→ **Task instructions**
Repeat the entire listing exactly.

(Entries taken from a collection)
□ □ □ □ □ □ □

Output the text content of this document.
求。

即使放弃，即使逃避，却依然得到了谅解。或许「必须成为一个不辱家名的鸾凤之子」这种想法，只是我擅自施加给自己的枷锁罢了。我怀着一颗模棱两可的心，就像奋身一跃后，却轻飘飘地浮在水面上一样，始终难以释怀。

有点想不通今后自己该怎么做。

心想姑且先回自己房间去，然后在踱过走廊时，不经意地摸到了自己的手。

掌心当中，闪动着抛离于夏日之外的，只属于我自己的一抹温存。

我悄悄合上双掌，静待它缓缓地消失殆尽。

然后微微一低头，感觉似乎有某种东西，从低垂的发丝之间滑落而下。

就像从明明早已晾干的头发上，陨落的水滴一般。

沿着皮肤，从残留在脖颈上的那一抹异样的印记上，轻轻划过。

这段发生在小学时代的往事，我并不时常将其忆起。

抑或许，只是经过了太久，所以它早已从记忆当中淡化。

□ □ □ □ □ □ □

→ **Task response**
Output the text content of this document.
求。

即使放弃，即使逃避，却依然得到了谅解。或许「必须成为一个不辱家名的鸾凤之子」这种想法，只是我擅自施加给自己的枷锁罢了。我怀着一颗模棱两可的心，就像奋身一跃后，却轻飘飘地浮在水面上一样，始终难以释怀。

有点想不通今后自己该怎么做。

心想姑且先回自己房间去，然后在踱过走廊时，不经意地摸到了自己的手。

掌心当中，闪动着抛离于夏日之外的，只属于我自己的一抹温存。

我悄悄合上双掌，静待它缓缓地消失殆尽。

然后微微一低头，感觉似乎有某种东西，从低垂的发丝之间滑落而下。

就像从明明早已晾干的头发上，陨落的水滴一般。

沿着皮肤，从残留在脖颈上的那一抹异样的印记上，轻轻划过。

这段发生在小学时代的往事，我并不时常将其忆起。

抑或许，只是经过了太久，所以它早已从记忆当中淡化。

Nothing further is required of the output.